- _EXTRACTED INFORMATION_:
▼

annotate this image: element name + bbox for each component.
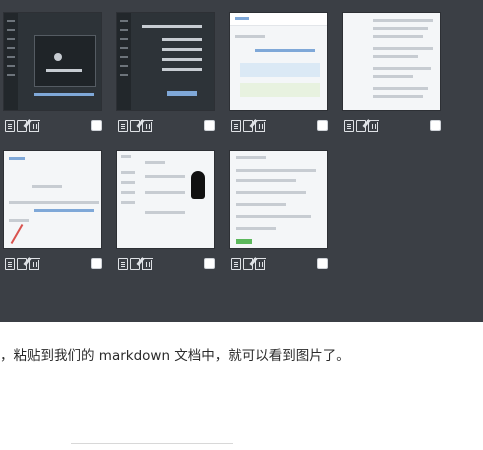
thumbnail-6[interactable]	[116, 150, 215, 249]
document-icon[interactable]	[118, 258, 128, 270]
thumbnail-2[interactable]	[116, 12, 215, 111]
trash-icon[interactable]	[28, 258, 40, 270]
thumbnail-4[interactable]	[342, 12, 441, 111]
thumbnail-3-toolbar	[231, 120, 267, 134]
thumbnail-5-toolbar	[5, 258, 41, 272]
edit-icon[interactable]	[130, 258, 140, 270]
caption-text: ，粘贴到我们的 markdown 文档中，就可以看到图片了。	[0, 348, 350, 364]
edit-icon[interactable]	[356, 120, 366, 132]
edit-icon[interactable]	[243, 258, 253, 270]
trash-icon[interactable]	[141, 120, 153, 132]
thumbnail-5-checkbox[interactable]	[91, 258, 102, 269]
thumbnail-1-checkbox[interactable]	[91, 120, 102, 131]
edit-icon[interactable]	[243, 120, 253, 132]
trash-icon[interactable]	[254, 258, 266, 270]
divider	[71, 443, 233, 444]
thumbnail-1[interactable]	[3, 12, 102, 111]
trash-icon[interactable]	[367, 120, 379, 132]
thumbnail-6-checkbox[interactable]	[204, 258, 215, 269]
document-icon[interactable]	[231, 120, 241, 132]
thumbnail-3[interactable]	[229, 12, 328, 111]
thumbnail-4-toolbar	[344, 120, 380, 134]
thumbnail-3-checkbox[interactable]	[317, 120, 328, 131]
thumbnail-6-toolbar	[118, 258, 154, 272]
thumbnail-1-toolbar	[5, 120, 41, 134]
thumbnail-7-toolbar	[231, 258, 267, 272]
image-gallery-panel	[0, 0, 483, 322]
thumbnail-2-toolbar	[118, 120, 154, 134]
trash-icon[interactable]	[141, 258, 153, 270]
thumbnail-5[interactable]	[3, 150, 102, 249]
document-icon[interactable]	[231, 258, 241, 270]
thumbnail-2-checkbox[interactable]	[204, 120, 215, 131]
trash-icon[interactable]	[28, 120, 40, 132]
edit-icon[interactable]	[17, 258, 27, 270]
thumbnail-7-checkbox[interactable]	[317, 258, 328, 269]
edit-icon[interactable]	[130, 120, 140, 132]
edit-icon[interactable]	[17, 120, 27, 132]
document-icon[interactable]	[118, 120, 128, 132]
thumbnail-4-checkbox[interactable]	[430, 120, 441, 131]
thumbnail-7[interactable]	[229, 150, 328, 249]
document-icon[interactable]	[5, 120, 15, 132]
document-icon[interactable]	[344, 120, 354, 132]
trash-icon[interactable]	[254, 120, 266, 132]
document-icon[interactable]	[5, 258, 15, 270]
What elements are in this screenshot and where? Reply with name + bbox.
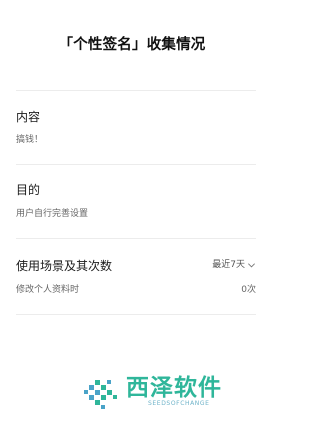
watermark: 西泽软件 SEEDSOFCHANGE — [82, 374, 248, 414]
chevron-down-icon — [248, 263, 255, 268]
usage-count: 0次 — [241, 285, 256, 295]
purpose-section: 目的 用户自行完善设置 — [16, 183, 256, 223]
content-label: 内容 — [16, 110, 41, 124]
content-value: 搞钱！ — [16, 135, 44, 145]
purpose-value: 用户自行完善设置 — [16, 209, 89, 219]
brand-logo-icon — [84, 380, 117, 409]
usage-section: 使用场景及其次数 最近7天 修改个人资料时 0次 — [16, 259, 256, 299]
usage-scenario: 修改个人资料时 — [16, 285, 80, 295]
divider — [16, 238, 256, 239]
usage-label: 使用场景及其次数 — [16, 259, 113, 273]
purpose-label: 目的 — [16, 183, 41, 197]
brand-name: 西泽软件 — [126, 375, 222, 401]
content-section: 内容 搞钱！ — [16, 110, 256, 150]
page-title: 「个性签名」收集情况 — [58, 37, 206, 53]
divider — [16, 314, 256, 315]
divider — [16, 90, 256, 91]
brand-tagline: SEEDSOFCHANGE — [148, 400, 210, 407]
divider — [16, 164, 256, 165]
time-range-dropdown[interactable]: 最近7天 — [212, 260, 256, 271]
time-range-label: 最近7天 — [212, 260, 245, 270]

▲

- _EXERCISE_: Can you copy each of the lines above word for word, leaving out the pictures?

- _THE SOLUTION_:
annotate this image: element name + bbox for each component.
thumbnail-6[interactable]	[116, 150, 215, 249]
document-icon[interactable]	[118, 258, 128, 270]
thumbnail-2[interactable]	[116, 12, 215, 111]
trash-icon[interactable]	[28, 258, 40, 270]
thumbnail-4[interactable]	[342, 12, 441, 111]
thumbnail-3-toolbar	[231, 120, 267, 134]
thumbnail-5-toolbar	[5, 258, 41, 272]
edit-icon[interactable]	[130, 258, 140, 270]
caption-text: ，粘贴到我们的 markdown 文档中，就可以看到图片了。	[0, 348, 350, 364]
edit-icon[interactable]	[356, 120, 366, 132]
edit-icon[interactable]	[243, 258, 253, 270]
trash-icon[interactable]	[141, 120, 153, 132]
thumbnail-5-checkbox[interactable]	[91, 258, 102, 269]
thumbnail-1-checkbox[interactable]	[91, 120, 102, 131]
edit-icon[interactable]	[243, 120, 253, 132]
trash-icon[interactable]	[254, 258, 266, 270]
divider	[71, 443, 233, 444]
thumbnail-1[interactable]	[3, 12, 102, 111]
trash-icon[interactable]	[367, 120, 379, 132]
thumbnail-6-checkbox[interactable]	[204, 258, 215, 269]
document-icon[interactable]	[231, 120, 241, 132]
thumbnail-3[interactable]	[229, 12, 328, 111]
thumbnail-4-toolbar	[344, 120, 380, 134]
thumbnail-3-checkbox[interactable]	[317, 120, 328, 131]
thumbnail-6-toolbar	[118, 258, 154, 272]
thumbnail-1-toolbar	[5, 120, 41, 134]
thumbnail-7-toolbar	[231, 258, 267, 272]
image-gallery-panel	[0, 0, 483, 322]
thumbnail-2-toolbar	[118, 120, 154, 134]
trash-icon[interactable]	[141, 258, 153, 270]
thumbnail-5[interactable]	[3, 150, 102, 249]
document-icon[interactable]	[231, 258, 241, 270]
thumbnail-2-checkbox[interactable]	[204, 120, 215, 131]
trash-icon[interactable]	[28, 120, 40, 132]
edit-icon[interactable]	[17, 258, 27, 270]
thumbnail-7-checkbox[interactable]	[317, 258, 328, 269]
edit-icon[interactable]	[130, 120, 140, 132]
edit-icon[interactable]	[17, 120, 27, 132]
document-icon[interactable]	[118, 120, 128, 132]
thumbnail-4-checkbox[interactable]	[430, 120, 441, 131]
thumbnail-7[interactable]	[229, 150, 328, 249]
document-icon[interactable]	[5, 120, 15, 132]
document-icon[interactable]	[344, 120, 354, 132]
trash-icon[interactable]	[254, 120, 266, 132]
document-icon[interactable]	[5, 258, 15, 270]
What elements are in this screenshot and where? Reply with name + bbox.
watermark: 西泽软件 SEEDSOFCHANGE — [82, 374, 248, 414]
chevron-down-icon — [248, 263, 255, 268]
usage-count: 0次 — [241, 285, 256, 295]
purpose-section: 目的 用户自行完善设置 — [16, 183, 256, 223]
content-label: 内容 — [16, 110, 41, 124]
content-value: 搞钱！ — [16, 135, 44, 145]
purpose-value: 用户自行完善设置 — [16, 209, 89, 219]
brand-logo-icon — [84, 380, 117, 409]
usage-section: 使用场景及其次数 最近7天 修改个人资料时 0次 — [16, 259, 256, 299]
usage-scenario: 修改个人资料时 — [16, 285, 80, 295]
divider — [16, 238, 256, 239]
usage-label: 使用场景及其次数 — [16, 259, 113, 273]
purpose-label: 目的 — [16, 183, 41, 197]
brand-name: 西泽软件 — [126, 375, 222, 401]
content-section: 内容 搞钱！ — [16, 110, 256, 150]
page-title: 「个性签名」收集情况 — [58, 37, 206, 53]
divider — [16, 314, 256, 315]
divider — [16, 90, 256, 91]
brand-tagline: SEEDSOFCHANGE — [148, 400, 210, 407]
divider — [16, 164, 256, 165]
time-range-dropdown[interactable]: 最近7天 — [212, 260, 256, 271]
time-range-label: 最近7天 — [212, 260, 245, 270]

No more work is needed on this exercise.